» **Aim of the exercise**: Look through the data below. Show each line where the string "from" occurs.

» **Material shown**:
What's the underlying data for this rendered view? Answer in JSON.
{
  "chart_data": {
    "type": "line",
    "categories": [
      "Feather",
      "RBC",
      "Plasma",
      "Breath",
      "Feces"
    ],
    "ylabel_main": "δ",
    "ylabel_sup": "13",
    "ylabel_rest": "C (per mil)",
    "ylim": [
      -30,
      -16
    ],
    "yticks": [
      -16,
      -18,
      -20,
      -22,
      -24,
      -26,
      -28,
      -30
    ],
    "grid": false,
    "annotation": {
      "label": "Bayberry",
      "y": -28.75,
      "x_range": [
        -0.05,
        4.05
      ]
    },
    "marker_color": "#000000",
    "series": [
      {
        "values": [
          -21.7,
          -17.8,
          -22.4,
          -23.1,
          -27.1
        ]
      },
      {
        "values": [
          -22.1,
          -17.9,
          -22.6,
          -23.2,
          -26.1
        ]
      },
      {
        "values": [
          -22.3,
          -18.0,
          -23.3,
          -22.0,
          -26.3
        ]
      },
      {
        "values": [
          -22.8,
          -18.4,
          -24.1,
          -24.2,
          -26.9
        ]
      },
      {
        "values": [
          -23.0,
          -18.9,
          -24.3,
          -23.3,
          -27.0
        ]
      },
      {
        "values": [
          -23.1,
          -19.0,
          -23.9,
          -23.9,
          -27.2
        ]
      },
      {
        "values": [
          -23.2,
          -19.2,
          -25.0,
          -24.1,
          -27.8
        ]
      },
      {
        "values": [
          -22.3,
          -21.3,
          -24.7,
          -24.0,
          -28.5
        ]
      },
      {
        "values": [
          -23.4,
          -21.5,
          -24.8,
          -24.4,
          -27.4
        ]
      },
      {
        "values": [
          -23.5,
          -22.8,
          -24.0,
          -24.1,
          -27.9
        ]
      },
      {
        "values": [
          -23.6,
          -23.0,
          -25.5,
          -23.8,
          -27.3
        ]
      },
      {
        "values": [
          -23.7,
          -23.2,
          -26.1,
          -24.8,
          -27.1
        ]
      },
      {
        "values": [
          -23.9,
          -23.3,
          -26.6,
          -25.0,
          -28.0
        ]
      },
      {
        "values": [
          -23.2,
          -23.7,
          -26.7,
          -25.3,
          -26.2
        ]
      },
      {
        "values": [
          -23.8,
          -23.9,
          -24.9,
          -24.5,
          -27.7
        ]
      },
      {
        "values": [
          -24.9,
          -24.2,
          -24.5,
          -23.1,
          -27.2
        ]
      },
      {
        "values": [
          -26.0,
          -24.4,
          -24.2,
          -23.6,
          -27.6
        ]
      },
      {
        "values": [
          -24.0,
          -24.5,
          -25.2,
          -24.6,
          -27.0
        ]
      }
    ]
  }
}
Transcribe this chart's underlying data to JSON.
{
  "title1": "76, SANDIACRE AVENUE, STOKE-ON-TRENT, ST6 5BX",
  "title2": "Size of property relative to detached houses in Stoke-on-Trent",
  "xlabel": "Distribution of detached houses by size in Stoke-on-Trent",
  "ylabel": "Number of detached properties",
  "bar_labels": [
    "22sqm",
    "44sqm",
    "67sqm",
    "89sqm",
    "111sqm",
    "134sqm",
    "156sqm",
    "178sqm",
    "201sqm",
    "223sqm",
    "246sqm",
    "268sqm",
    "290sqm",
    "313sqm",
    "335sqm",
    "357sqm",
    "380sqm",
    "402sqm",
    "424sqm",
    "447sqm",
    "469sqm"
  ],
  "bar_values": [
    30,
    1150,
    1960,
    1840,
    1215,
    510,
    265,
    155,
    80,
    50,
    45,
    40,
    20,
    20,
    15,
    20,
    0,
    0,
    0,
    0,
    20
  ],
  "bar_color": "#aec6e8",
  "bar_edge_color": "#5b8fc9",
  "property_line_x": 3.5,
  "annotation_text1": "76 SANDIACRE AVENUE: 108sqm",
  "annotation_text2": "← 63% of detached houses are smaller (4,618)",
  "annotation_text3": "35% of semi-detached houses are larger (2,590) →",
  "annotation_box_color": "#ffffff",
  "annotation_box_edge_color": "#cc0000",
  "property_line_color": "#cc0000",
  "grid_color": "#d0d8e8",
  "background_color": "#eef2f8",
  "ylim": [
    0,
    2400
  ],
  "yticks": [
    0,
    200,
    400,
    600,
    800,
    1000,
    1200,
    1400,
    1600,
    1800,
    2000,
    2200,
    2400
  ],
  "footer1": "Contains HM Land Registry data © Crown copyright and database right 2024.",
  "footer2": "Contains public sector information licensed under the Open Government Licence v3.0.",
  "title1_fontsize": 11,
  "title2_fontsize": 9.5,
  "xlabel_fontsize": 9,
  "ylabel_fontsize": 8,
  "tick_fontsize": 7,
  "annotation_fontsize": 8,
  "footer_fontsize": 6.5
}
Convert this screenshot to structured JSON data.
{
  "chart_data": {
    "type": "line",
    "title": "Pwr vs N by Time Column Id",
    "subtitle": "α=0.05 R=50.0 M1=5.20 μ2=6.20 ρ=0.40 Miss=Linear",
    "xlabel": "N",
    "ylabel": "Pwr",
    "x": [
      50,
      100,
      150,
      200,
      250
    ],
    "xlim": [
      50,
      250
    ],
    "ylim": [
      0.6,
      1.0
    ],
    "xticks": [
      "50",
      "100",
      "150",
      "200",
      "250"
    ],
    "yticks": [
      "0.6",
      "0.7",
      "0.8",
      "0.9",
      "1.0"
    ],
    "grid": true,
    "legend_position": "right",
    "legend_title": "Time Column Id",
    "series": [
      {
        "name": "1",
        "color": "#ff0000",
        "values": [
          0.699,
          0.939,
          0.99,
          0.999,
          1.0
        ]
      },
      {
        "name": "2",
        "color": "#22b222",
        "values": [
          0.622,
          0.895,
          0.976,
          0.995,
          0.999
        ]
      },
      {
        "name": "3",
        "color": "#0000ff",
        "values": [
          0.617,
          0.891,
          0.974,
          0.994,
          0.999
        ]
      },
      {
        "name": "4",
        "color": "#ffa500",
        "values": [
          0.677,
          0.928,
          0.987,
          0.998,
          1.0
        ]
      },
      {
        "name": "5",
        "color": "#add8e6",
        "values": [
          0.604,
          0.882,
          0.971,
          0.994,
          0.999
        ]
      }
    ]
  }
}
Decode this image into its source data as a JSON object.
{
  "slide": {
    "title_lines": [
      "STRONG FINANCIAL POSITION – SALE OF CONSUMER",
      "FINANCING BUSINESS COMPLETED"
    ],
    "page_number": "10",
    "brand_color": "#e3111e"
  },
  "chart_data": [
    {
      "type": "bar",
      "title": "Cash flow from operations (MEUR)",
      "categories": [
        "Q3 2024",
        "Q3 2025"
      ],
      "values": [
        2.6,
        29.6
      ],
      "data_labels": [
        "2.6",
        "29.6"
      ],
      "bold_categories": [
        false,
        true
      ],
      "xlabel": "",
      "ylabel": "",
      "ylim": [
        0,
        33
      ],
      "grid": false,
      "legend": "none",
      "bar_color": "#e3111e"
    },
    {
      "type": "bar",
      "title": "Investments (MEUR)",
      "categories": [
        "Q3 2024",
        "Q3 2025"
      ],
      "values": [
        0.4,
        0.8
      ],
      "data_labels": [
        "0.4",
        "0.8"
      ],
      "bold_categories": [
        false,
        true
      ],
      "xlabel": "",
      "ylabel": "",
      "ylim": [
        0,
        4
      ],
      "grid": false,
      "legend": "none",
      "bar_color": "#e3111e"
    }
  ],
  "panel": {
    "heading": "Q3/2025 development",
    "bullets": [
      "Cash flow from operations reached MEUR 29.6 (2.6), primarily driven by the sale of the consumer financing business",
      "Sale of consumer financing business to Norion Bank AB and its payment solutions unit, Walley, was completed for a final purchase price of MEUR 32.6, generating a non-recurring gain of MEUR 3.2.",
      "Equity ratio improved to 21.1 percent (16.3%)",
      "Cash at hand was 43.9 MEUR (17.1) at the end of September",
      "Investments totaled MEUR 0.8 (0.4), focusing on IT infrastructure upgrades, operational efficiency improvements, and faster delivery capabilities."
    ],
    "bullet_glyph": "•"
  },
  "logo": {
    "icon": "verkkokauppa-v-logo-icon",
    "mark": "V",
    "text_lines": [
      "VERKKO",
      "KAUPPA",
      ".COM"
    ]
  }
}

» **Finished exercise**:
      "title": "Cash flow from operations (MEUR)",
      "Cash flow from operations reached MEUR 29.6 (2.6), primarily driven by the sale of the consumer financing business",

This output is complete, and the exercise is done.